→ Task directions
Show each line of the data below that has the string "浙江省平湖中学" in it.

→ Extracted material
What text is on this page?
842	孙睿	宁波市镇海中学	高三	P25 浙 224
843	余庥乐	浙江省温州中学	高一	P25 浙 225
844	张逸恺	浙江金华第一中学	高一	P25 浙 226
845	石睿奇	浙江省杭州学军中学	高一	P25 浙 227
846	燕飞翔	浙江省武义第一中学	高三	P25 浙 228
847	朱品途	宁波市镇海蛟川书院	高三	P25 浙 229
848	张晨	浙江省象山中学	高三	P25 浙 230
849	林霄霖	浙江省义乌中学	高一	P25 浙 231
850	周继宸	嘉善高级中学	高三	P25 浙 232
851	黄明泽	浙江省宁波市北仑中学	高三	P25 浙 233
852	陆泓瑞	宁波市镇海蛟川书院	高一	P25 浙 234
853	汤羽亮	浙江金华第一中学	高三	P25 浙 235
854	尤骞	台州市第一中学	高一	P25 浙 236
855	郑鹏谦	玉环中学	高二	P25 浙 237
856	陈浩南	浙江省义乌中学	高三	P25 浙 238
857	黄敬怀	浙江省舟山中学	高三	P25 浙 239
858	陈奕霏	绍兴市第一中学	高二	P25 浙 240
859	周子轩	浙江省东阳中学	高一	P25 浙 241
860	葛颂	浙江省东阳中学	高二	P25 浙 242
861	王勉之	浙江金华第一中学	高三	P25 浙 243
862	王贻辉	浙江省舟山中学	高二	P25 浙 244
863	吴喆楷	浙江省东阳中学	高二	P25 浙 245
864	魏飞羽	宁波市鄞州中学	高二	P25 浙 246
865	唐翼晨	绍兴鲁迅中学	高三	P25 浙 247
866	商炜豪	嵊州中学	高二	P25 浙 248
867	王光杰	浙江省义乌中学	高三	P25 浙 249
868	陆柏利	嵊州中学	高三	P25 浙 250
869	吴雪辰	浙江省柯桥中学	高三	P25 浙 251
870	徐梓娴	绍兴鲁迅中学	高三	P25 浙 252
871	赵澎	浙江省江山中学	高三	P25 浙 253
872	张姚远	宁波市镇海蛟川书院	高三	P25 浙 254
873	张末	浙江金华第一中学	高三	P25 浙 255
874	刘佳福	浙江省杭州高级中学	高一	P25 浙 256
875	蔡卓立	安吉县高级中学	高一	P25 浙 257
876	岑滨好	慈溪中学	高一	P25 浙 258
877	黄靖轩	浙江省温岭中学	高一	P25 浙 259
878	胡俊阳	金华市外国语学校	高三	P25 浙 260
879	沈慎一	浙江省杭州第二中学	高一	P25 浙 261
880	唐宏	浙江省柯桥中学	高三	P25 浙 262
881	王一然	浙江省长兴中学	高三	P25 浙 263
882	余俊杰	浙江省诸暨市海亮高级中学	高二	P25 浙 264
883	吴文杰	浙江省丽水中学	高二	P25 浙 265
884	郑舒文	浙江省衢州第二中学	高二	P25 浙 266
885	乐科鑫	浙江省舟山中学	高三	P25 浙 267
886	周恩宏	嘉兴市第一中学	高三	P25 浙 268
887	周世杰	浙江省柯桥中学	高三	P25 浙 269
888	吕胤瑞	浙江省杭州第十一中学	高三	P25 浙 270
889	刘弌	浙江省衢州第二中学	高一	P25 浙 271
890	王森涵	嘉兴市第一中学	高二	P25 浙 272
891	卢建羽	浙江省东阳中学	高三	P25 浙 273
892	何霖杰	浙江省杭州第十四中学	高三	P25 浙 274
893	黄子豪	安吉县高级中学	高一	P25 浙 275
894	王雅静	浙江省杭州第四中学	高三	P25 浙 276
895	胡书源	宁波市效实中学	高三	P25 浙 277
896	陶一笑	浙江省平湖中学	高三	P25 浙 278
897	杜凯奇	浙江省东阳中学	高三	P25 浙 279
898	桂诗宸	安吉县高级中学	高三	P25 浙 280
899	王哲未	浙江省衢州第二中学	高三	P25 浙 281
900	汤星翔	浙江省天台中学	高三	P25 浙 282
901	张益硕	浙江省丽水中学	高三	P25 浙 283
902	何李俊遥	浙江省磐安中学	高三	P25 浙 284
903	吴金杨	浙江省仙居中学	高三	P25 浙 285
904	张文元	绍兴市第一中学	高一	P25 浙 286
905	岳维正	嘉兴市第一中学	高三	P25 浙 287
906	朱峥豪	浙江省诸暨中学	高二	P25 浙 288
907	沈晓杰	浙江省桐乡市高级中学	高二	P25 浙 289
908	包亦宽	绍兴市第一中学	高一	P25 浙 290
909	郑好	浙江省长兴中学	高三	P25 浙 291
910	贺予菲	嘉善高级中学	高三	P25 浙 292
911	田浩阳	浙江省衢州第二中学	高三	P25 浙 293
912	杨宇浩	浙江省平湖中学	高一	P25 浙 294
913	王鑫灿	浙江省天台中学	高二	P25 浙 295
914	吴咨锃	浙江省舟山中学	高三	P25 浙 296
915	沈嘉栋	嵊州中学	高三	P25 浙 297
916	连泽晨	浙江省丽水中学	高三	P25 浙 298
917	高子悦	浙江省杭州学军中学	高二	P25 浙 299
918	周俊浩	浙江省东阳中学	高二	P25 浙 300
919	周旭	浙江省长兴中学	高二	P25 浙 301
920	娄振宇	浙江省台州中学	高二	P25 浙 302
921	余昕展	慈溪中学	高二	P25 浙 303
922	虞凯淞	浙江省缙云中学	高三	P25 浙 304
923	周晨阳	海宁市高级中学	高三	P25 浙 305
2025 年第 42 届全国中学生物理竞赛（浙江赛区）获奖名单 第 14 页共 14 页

→ Task result
896	陶一笑	浙江省平湖中学	高三	P25 浙 278
912	杨宇浩	浙江省平湖中学	高一	P25 浙 294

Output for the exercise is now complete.